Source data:

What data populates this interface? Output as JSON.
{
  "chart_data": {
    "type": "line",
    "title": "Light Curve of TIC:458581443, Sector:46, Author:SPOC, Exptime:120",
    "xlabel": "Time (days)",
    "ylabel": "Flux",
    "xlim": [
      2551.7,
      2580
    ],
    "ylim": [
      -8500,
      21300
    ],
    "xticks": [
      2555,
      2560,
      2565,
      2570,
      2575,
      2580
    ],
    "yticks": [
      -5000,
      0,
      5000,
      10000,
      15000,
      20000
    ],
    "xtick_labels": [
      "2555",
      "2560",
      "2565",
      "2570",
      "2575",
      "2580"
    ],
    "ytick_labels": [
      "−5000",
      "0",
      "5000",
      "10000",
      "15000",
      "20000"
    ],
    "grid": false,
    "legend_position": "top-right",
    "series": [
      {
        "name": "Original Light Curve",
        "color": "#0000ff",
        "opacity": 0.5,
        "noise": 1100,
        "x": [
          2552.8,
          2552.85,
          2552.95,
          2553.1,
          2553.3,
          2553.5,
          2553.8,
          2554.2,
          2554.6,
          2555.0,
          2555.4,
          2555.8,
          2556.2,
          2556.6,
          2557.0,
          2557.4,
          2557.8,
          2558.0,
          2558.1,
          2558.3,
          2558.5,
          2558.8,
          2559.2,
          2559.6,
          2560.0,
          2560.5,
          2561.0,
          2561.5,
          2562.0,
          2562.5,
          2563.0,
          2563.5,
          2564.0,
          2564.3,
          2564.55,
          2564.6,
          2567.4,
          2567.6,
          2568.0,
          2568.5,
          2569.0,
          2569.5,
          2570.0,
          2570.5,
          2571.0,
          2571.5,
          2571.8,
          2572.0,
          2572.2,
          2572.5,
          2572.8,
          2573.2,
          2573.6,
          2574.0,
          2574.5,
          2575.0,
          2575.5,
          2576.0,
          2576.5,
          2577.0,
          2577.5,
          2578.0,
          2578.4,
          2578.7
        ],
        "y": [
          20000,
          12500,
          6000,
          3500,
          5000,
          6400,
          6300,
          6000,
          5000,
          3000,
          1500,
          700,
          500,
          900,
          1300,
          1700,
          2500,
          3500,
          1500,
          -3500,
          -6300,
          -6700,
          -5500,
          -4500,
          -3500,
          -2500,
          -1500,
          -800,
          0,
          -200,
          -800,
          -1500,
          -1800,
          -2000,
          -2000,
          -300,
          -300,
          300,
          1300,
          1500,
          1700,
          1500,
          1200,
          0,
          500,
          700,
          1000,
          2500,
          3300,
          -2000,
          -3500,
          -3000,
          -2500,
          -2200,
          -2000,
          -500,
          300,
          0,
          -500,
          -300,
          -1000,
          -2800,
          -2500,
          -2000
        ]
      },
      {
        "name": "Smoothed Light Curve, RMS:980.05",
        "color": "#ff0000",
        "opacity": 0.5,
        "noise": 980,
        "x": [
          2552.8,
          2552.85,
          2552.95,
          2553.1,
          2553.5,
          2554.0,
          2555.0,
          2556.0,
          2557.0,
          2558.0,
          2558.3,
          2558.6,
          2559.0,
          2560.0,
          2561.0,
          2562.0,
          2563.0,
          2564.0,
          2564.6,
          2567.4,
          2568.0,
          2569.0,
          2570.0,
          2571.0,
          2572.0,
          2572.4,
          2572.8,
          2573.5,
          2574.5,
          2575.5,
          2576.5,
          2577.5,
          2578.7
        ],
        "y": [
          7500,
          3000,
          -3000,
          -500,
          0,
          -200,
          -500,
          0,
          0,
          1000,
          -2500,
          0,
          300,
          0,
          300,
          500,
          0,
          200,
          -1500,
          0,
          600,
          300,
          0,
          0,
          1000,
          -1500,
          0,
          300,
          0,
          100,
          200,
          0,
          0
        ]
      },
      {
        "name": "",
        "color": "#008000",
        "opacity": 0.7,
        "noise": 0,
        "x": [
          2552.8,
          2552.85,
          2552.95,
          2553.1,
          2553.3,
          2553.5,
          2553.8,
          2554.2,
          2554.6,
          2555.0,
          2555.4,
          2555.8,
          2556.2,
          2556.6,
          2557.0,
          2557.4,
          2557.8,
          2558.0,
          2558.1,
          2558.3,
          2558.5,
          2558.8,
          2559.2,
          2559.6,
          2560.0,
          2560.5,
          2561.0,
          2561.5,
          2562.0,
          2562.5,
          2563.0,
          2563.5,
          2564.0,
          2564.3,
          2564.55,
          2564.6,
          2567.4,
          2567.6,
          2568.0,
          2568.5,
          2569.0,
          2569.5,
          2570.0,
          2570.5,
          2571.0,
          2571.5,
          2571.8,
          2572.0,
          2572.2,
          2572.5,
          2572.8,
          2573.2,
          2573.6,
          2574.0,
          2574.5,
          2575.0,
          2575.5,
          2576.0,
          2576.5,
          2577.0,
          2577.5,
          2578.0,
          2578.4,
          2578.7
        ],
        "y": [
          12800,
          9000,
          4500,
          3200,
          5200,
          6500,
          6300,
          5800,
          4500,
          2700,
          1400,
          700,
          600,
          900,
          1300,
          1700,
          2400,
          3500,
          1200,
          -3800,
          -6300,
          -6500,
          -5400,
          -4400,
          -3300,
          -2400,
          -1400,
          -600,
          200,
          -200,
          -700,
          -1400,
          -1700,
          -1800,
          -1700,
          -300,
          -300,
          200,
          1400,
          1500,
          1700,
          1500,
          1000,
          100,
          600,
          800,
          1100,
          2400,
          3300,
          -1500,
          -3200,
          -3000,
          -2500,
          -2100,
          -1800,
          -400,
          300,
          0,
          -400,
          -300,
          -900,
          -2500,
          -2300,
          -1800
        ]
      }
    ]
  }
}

WHAT NEEDS TO BE DONE |
How many of the lines above contain the string "color"? Give the number only.

OUTPUT FOR THIS TASK |
3